[What the task asks]
Filter this material down to the lines that hold "Ahmed", copying each one.

[Records for the task]

=-=-=

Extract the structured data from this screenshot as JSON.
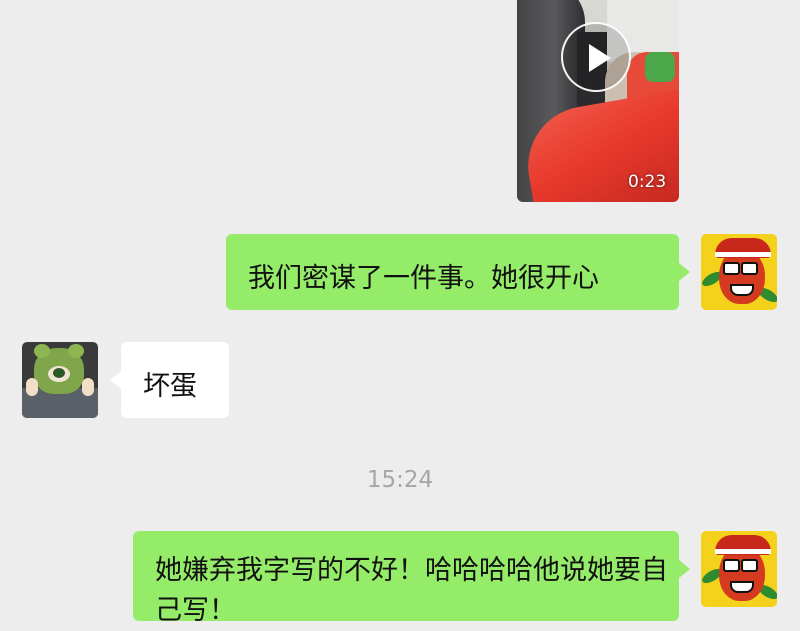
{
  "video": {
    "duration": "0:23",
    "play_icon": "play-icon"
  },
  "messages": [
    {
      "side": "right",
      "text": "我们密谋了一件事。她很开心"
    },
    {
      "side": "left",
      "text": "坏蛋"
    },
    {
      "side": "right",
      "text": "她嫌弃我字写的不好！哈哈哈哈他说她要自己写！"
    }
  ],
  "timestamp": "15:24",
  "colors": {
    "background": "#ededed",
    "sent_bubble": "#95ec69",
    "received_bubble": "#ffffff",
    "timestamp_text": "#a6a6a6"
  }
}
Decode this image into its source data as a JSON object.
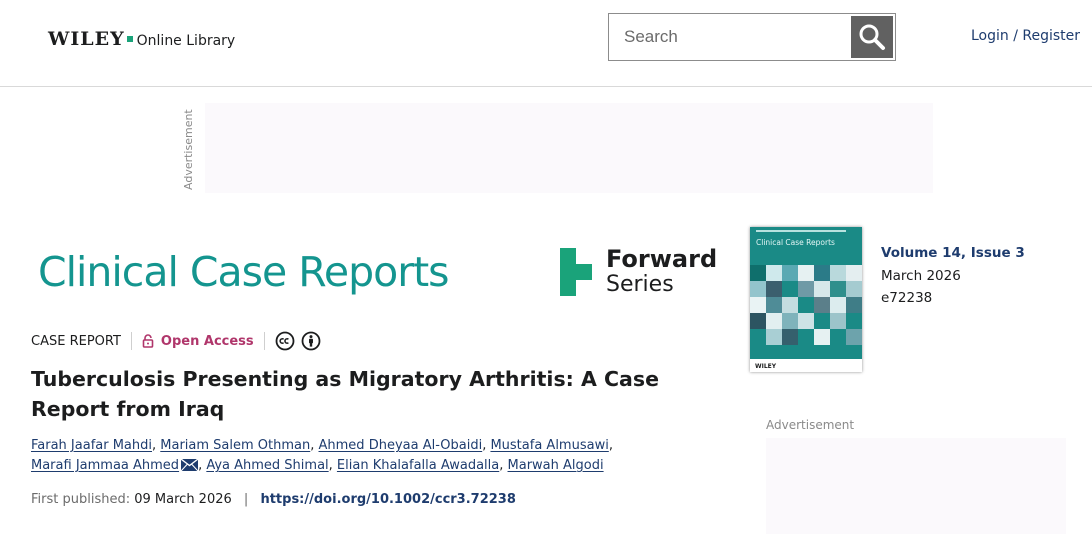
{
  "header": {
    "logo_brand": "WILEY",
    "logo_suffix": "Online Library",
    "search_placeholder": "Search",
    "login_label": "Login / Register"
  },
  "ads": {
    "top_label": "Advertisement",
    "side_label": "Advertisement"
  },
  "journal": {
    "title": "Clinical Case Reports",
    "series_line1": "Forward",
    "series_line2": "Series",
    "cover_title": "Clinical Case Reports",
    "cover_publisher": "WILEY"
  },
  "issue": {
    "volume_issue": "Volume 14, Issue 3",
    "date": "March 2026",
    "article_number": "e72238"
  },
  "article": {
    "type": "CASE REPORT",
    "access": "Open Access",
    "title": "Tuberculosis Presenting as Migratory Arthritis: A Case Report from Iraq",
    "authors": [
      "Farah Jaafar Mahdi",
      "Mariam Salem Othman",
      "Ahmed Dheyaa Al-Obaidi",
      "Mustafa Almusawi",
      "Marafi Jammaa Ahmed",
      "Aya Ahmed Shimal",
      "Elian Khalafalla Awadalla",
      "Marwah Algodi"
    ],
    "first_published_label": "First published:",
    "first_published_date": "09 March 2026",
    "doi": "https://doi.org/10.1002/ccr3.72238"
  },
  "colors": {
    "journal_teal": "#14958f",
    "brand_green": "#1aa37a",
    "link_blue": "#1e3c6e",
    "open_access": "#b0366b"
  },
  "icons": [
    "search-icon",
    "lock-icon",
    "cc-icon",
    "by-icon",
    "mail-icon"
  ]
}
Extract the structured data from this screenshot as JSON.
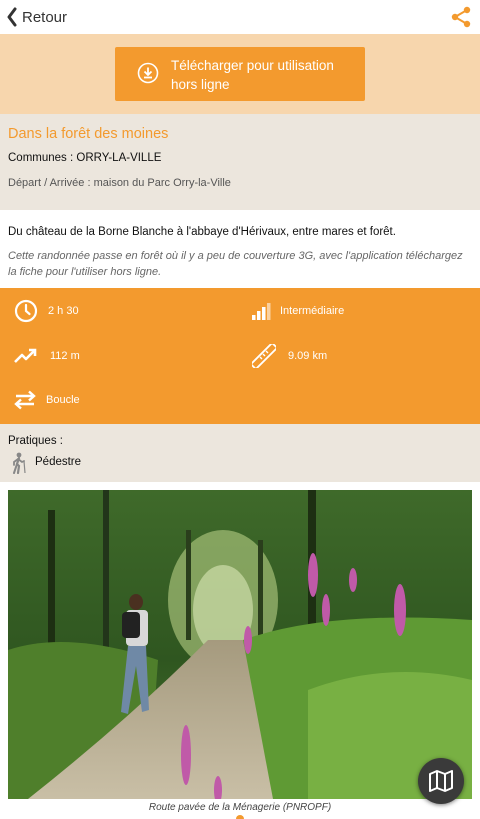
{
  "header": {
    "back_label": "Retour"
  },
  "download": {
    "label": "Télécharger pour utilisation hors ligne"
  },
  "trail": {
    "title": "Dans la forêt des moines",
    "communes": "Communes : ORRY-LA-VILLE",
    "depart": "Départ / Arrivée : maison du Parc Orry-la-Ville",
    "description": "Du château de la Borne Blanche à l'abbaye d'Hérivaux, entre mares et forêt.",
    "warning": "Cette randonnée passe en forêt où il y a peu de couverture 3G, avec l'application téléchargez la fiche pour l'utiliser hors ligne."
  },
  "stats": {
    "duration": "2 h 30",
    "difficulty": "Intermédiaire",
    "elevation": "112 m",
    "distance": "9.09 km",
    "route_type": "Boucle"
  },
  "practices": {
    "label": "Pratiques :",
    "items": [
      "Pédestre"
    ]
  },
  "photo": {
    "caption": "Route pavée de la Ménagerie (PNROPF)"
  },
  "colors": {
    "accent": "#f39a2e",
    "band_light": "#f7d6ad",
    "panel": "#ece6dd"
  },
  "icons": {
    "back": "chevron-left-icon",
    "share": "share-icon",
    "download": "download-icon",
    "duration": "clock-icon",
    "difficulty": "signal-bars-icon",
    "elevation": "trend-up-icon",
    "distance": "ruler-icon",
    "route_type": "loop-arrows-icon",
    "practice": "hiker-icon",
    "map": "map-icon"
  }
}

=-=-=

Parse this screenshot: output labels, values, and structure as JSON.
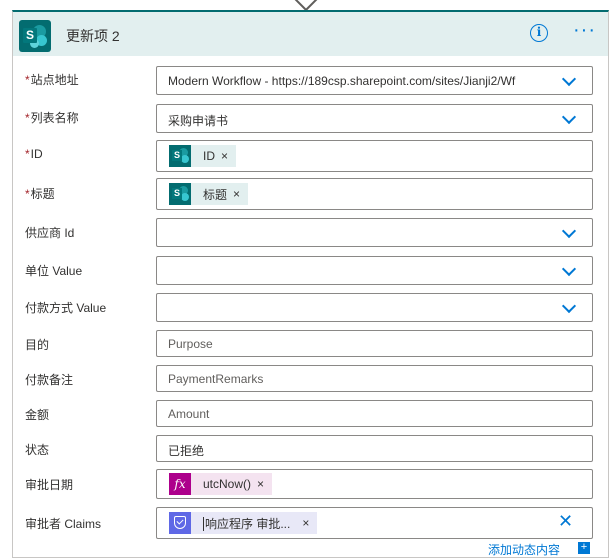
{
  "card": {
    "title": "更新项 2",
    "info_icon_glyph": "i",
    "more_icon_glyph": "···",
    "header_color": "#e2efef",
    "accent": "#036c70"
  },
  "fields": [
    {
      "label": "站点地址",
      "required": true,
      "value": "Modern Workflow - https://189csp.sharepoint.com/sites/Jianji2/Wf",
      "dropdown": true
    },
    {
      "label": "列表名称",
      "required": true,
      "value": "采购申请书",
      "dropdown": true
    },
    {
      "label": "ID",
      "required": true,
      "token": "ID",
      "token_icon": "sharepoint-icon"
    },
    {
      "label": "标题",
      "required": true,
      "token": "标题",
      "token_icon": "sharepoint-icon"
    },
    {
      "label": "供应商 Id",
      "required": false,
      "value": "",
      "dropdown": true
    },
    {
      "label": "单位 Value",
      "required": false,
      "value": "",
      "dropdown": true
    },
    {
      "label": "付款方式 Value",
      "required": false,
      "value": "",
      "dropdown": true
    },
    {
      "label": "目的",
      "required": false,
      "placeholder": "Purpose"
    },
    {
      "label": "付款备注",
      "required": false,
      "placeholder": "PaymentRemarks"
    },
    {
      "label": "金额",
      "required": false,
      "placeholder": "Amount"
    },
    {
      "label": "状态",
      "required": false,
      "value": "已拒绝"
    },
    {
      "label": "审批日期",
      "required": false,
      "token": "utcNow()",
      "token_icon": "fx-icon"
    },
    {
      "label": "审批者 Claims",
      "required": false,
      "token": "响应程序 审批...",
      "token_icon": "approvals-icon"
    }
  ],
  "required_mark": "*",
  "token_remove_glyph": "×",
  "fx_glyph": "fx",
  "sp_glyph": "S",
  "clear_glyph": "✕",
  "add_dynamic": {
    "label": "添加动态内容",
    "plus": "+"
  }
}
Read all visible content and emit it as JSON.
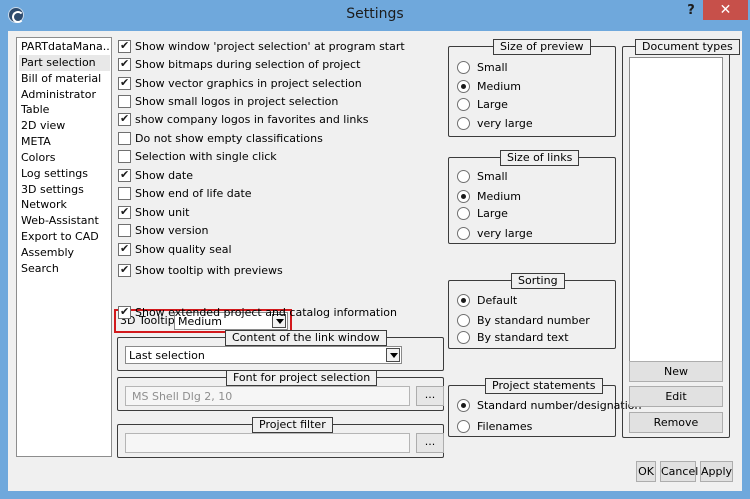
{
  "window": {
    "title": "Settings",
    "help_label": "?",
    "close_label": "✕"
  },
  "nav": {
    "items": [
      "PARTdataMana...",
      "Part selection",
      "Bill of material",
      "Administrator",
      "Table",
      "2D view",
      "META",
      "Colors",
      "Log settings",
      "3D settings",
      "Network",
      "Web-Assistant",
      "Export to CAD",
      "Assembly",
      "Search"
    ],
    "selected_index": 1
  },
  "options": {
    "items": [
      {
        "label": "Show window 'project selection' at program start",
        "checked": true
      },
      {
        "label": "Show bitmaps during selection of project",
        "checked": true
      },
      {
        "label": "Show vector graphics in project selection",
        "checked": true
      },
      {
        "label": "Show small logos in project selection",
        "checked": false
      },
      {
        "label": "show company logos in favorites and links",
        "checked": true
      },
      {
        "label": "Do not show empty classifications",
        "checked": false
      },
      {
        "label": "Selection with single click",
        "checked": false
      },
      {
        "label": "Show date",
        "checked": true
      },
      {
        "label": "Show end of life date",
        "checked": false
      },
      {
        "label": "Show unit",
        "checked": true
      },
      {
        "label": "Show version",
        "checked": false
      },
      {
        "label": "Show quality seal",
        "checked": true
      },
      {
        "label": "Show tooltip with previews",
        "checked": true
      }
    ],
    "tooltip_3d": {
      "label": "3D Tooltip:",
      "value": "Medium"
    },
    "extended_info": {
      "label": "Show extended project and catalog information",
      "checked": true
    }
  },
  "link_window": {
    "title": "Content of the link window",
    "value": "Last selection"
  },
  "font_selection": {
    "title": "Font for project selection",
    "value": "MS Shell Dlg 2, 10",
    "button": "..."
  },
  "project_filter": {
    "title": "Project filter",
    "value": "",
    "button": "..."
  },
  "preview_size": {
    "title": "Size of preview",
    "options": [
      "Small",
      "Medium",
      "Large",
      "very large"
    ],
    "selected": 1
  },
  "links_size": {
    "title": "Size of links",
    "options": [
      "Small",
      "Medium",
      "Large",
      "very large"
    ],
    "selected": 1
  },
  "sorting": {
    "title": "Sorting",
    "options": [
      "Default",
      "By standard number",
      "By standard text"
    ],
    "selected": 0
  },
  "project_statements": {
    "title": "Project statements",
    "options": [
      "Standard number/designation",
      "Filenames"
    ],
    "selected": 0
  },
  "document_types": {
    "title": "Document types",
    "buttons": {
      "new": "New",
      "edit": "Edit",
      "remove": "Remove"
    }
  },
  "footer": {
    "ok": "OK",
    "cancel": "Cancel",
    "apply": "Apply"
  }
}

=-=-=

[Problem solution]
      "Ahmed Dheyaa Al-Obaidi",
      "Marafi Jammaa Ahmed",
      "Aya Ahmed Shimal",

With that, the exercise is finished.